- **Task to complete**:
Count the lines in the records below that contain the word "clever", and give only that number.

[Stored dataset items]
------

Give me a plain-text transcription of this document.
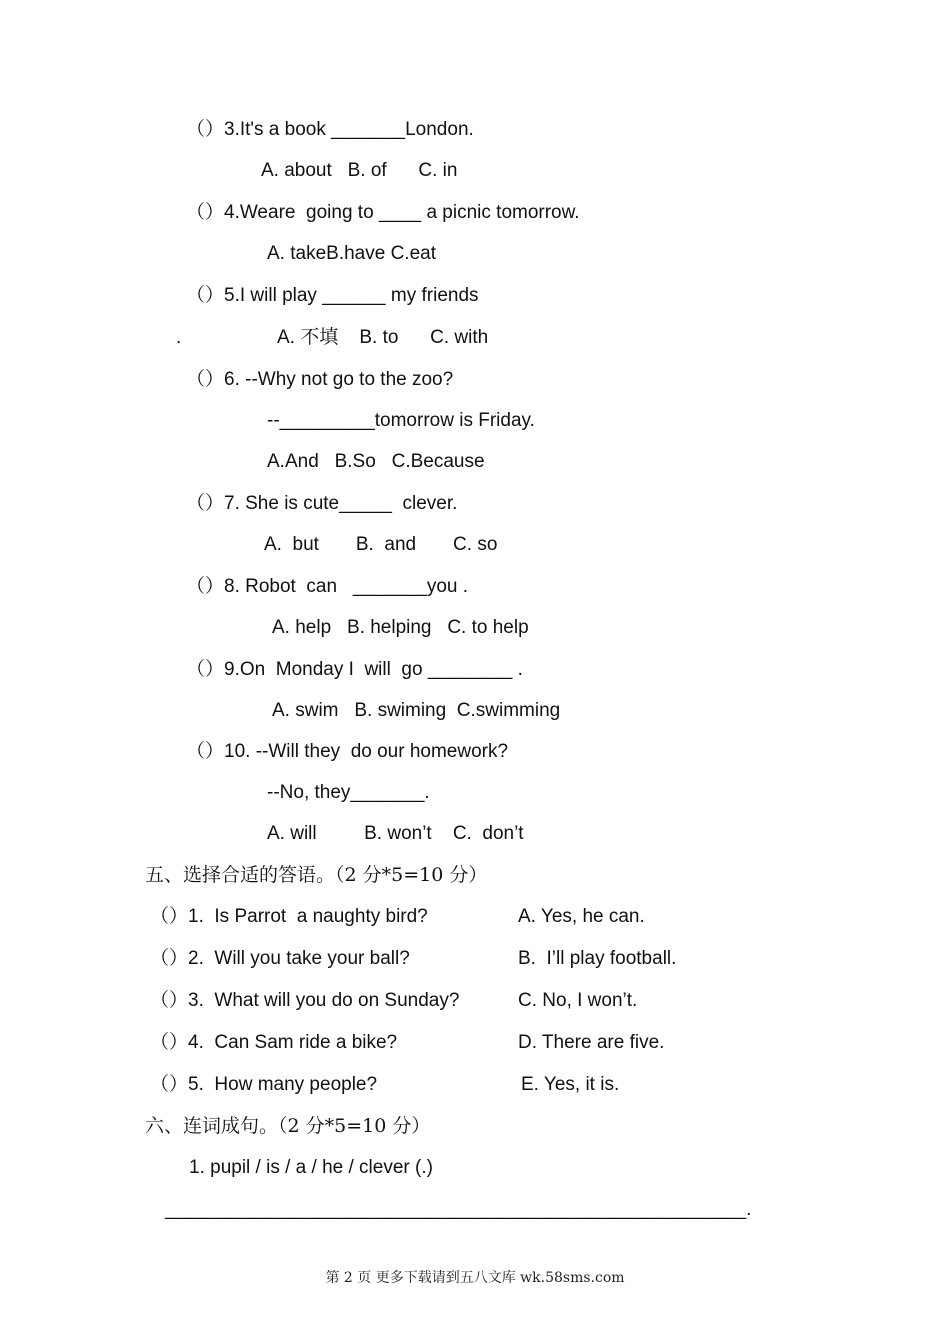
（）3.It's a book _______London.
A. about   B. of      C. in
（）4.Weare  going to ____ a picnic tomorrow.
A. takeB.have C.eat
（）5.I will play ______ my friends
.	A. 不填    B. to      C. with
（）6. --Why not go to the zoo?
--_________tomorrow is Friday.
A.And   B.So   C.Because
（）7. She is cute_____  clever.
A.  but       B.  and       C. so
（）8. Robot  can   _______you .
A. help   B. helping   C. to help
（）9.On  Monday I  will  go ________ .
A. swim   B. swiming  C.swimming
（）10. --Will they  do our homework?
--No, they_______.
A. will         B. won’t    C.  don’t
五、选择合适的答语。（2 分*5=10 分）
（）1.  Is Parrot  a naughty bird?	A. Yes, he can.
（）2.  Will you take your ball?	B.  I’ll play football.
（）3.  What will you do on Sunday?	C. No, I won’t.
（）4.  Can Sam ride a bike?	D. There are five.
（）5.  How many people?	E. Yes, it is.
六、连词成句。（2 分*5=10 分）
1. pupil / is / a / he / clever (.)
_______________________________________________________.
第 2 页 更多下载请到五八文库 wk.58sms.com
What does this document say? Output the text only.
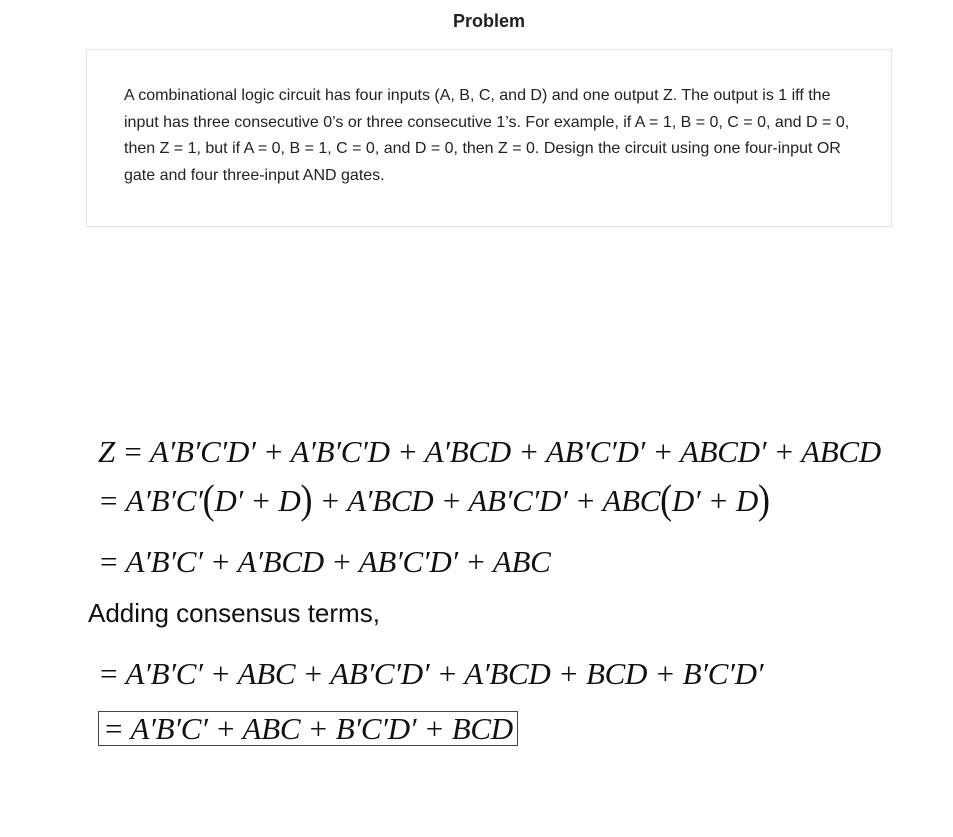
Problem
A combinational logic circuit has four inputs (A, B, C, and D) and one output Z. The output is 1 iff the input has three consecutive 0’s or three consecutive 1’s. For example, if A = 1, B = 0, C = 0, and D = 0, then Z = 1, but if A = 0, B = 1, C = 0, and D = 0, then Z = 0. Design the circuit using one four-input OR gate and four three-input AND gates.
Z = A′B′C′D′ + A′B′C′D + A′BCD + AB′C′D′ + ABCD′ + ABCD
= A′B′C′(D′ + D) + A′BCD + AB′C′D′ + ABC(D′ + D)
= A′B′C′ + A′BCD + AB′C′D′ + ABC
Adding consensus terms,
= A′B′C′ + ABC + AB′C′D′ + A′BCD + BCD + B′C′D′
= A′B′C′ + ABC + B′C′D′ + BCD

------

- **The reply**:
2